_Work to complete_: Pick every line out of the entries below that holds the string "pater", and report them.

Extracted records:
================================

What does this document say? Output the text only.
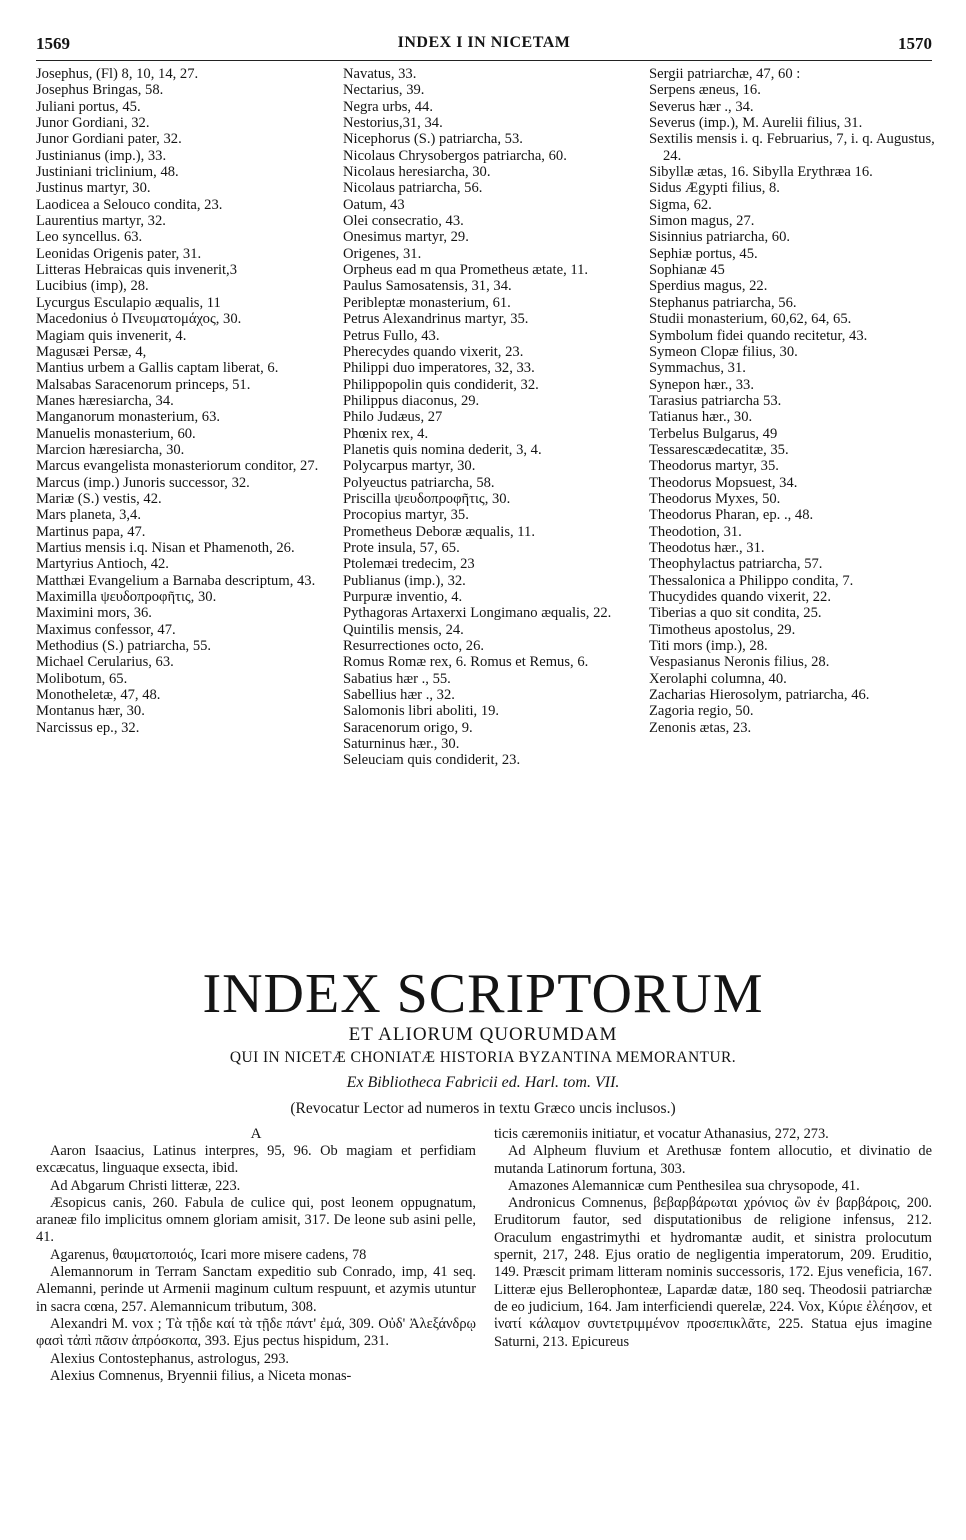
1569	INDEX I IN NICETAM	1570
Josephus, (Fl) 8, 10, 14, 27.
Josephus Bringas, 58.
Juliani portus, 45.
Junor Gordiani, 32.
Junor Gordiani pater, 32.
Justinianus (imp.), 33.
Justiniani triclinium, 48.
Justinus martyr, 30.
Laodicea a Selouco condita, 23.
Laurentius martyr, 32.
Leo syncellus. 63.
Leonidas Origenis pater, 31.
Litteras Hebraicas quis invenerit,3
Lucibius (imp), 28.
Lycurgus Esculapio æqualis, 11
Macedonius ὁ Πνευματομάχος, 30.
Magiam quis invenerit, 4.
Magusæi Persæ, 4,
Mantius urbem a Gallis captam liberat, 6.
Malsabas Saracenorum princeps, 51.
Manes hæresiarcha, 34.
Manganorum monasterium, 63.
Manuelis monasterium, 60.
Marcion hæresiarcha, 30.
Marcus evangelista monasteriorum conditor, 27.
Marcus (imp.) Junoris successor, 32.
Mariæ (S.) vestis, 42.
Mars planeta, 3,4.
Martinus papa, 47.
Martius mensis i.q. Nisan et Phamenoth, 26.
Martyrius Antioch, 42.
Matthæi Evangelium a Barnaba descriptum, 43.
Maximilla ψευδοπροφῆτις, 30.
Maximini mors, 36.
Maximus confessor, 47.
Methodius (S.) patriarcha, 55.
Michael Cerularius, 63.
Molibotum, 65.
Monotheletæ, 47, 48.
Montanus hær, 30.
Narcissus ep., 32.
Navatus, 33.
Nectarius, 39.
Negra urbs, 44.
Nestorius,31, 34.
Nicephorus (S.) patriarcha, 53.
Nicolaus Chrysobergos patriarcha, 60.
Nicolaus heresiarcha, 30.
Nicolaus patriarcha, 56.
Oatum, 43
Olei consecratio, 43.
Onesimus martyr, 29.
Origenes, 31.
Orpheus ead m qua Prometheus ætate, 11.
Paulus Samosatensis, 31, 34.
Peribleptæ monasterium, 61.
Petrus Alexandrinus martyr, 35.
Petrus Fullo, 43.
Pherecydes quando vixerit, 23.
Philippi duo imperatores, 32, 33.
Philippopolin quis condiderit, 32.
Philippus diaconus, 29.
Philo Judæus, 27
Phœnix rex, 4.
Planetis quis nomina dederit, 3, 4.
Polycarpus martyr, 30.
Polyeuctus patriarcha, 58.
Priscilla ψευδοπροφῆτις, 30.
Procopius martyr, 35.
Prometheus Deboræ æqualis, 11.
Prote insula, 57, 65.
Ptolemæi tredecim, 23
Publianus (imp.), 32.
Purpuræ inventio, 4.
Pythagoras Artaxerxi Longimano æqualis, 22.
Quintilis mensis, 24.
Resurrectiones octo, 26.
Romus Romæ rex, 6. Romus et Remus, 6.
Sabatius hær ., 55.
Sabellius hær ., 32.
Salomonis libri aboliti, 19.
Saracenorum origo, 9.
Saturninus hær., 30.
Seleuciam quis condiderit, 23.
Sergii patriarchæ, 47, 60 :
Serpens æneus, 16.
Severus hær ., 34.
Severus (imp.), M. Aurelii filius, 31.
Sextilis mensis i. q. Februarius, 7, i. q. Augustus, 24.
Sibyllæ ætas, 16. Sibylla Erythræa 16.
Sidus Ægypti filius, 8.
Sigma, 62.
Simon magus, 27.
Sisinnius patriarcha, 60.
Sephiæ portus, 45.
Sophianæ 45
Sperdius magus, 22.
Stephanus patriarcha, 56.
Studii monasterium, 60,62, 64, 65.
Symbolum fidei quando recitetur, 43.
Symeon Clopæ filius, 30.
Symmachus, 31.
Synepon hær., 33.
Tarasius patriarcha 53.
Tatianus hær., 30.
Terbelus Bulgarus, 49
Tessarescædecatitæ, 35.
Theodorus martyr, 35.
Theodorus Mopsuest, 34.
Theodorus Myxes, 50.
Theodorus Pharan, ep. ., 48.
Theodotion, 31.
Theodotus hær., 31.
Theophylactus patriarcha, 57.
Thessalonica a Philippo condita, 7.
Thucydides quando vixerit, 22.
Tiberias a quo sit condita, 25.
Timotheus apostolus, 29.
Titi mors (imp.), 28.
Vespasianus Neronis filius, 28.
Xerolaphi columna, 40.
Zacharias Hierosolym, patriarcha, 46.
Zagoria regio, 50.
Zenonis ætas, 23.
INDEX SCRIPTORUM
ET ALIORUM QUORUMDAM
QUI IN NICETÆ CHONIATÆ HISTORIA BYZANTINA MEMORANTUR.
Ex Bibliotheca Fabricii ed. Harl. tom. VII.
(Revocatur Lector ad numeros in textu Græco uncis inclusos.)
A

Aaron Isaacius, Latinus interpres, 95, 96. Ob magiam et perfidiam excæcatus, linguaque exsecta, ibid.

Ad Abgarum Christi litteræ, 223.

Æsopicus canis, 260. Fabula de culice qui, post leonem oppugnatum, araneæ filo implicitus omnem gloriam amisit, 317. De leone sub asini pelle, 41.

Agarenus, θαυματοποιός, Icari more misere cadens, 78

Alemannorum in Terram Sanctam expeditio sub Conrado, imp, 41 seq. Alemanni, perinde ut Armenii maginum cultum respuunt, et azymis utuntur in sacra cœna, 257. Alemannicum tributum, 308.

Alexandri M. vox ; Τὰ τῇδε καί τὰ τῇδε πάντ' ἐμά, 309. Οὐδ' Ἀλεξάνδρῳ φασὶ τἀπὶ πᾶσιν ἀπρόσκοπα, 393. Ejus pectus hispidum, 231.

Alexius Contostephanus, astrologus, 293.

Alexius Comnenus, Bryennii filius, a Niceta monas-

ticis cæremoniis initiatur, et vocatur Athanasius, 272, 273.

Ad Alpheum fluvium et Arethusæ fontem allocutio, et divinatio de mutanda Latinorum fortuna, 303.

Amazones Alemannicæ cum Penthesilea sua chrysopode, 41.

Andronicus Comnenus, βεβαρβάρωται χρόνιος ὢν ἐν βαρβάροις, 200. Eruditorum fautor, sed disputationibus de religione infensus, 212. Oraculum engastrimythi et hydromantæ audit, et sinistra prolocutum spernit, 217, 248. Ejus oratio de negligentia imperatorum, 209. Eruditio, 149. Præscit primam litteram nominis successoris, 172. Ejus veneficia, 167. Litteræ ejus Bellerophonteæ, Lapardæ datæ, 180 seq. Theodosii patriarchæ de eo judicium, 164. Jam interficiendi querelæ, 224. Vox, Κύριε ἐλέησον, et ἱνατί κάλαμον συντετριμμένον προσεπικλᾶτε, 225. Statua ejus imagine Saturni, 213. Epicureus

================================

_Result of this exercise_:
Junor Gordiani pater, 32.
Leonidas Origenis pater, 31.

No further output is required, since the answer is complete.